**Compito assegnato 1**
Rispondi alle seguenti domande sul testo dedicato al programma del Festival, una per riga:
(a) Con la collaborazione di chi sono curate anche le live performance?
(b) Da quale collezione proviene la selezione di film «ready made»?
(c) Di quali due maestri del cinema si vogliono riproporre i recenti lungometraggi?
**Compito assegnato 2**
Per ciascuna affermazione indica se concorda con il testo sul programma del Festival. Rispondi sì o no e cita le parole del testo che lo stabiliscono.
(a) Il programma comprende soltanto lungometraggi e cortometraggi.
(b) Il Festival rende omaggio a una cineasta canadese.
(c) Le sezioni guardano soprattutto al passato.
**Compito assegnato 3**
Continua il testo sul programma del Festival a partire dalla sua ultima frase.

**Testo fornito**

Anche per questo il programma del Festival ha le fattezze di un mosaico dai tasselli esplosivi. Non solo lungometraggi e cortometraggi, ma un cinema che si espande oltre la sala cinematografica, con installazioni, realtà virtuale, loop audiovisivi e live performance (curate anche con la collaborazione di Giacomo Ravesi). Tutto ciò alla presenza di ospiti internazionali che accompagnano le opere in un aperto dialogo con il pubblico e che animano, insieme ad altri addetti ai lavori, tavole rotonde e masterclass. Le sezioni, competitive e non, volgono lo sguardo principalmente al presente: ma non abbiamo trascurato focus su produzioni del passato, come la selezione di film «ready made» proveniente dalla collezione del Centre Pompidou di Parigi, o l’omaggio alla cineasta canadese Louise Bourque. Vogliamo anche riproporre alcuni film di maestri del cinema – come i recenti lungometraggi di Alexandr Sokurov e Werner Herzog – perché crediamo sia importante rivederli nel contesto di Unarchive e dare la possibilità ad un pubblico non specialistico di poterne godere.

**Materiale fornito**
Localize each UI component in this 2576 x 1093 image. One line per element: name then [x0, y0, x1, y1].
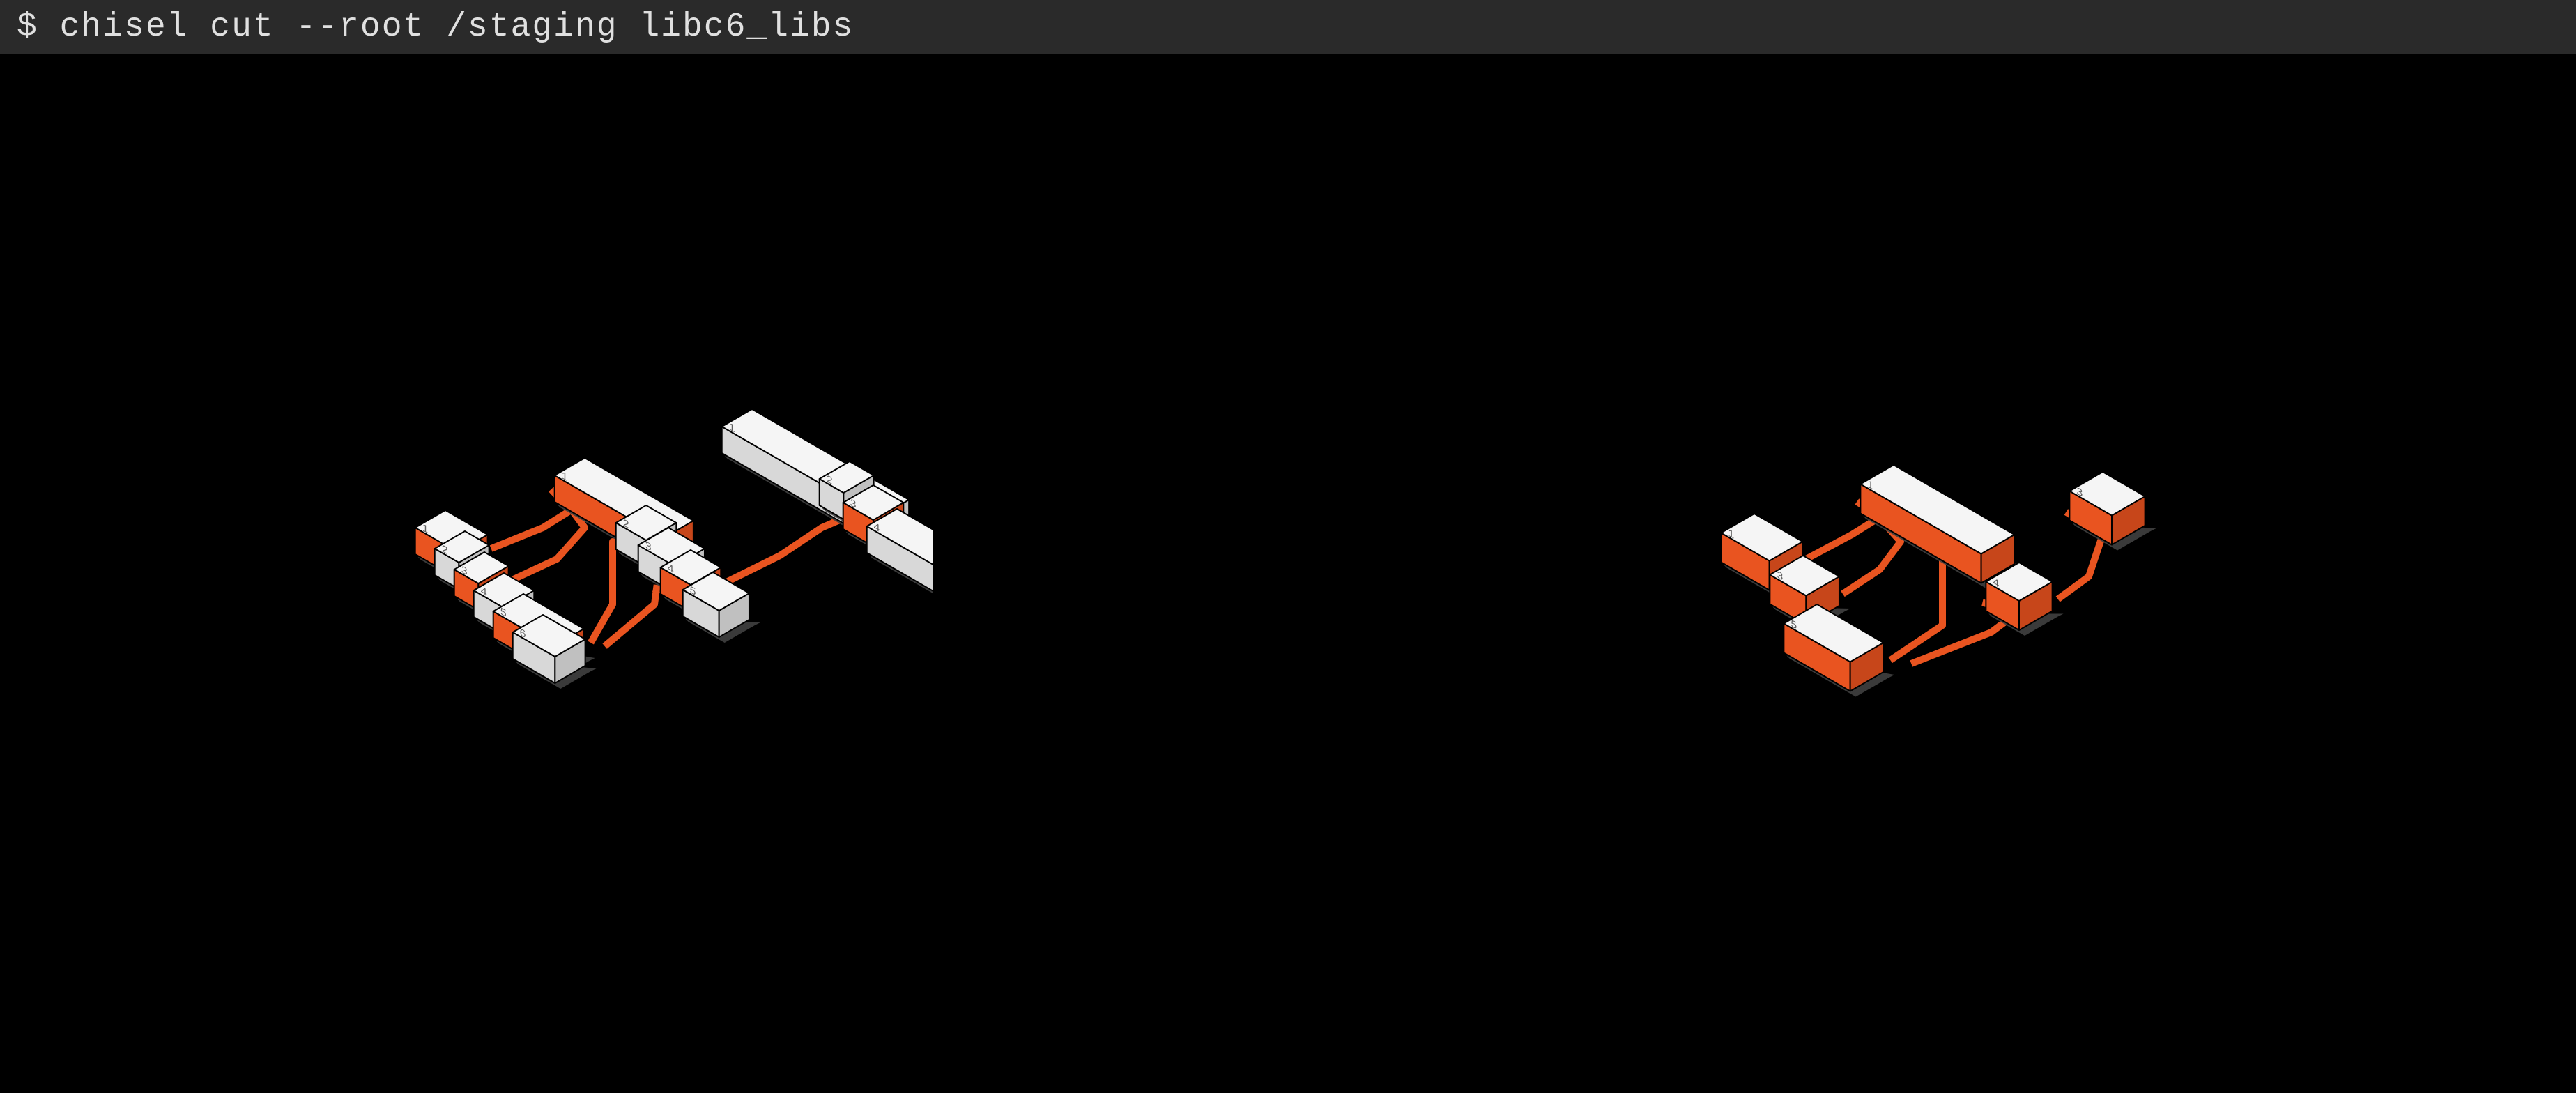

**Risposta scritta 1**
(a) Giacomo Ravesi.
(b) Dalla collezione del Centre Pompidou di Parigi.
(c) Alexandr Sokurov e Werner Herzog.

**Risposta scritta 2**
(a) No: «Non solo lungometraggi e cortometraggi, ma un cinema che si espande oltre la sala cinematografica».
(b) Sì: «l’omaggio alla cineasta canadese Louise Bourque».
(c) No: «Le sezioni, competitive e non, volgono lo sguardo principalmente al presente».

**Risposta scritta 3**
Un viaggio, quello di Unarchive, verso il cinema che maggiormente ci interpella, come spettatori, artisti, studiosi e curiosi; un cinema che fa di una continua ricerca il suo motore, che non cessa di interrogarci ed emozionarci con la sua riflessione sulle mutanti forme del linguaggio audiovisivo. Non un movimento, non una dottrina, ma un vulcano di esperienze in grado di creare opere scintillanti. Per tenere insieme sguardo realistico sul mondo e sguardo sul proprio sguardo, sul modo stesso con cui lo sguardo del cinema continua a costruire gli immaginari del contemporaneo.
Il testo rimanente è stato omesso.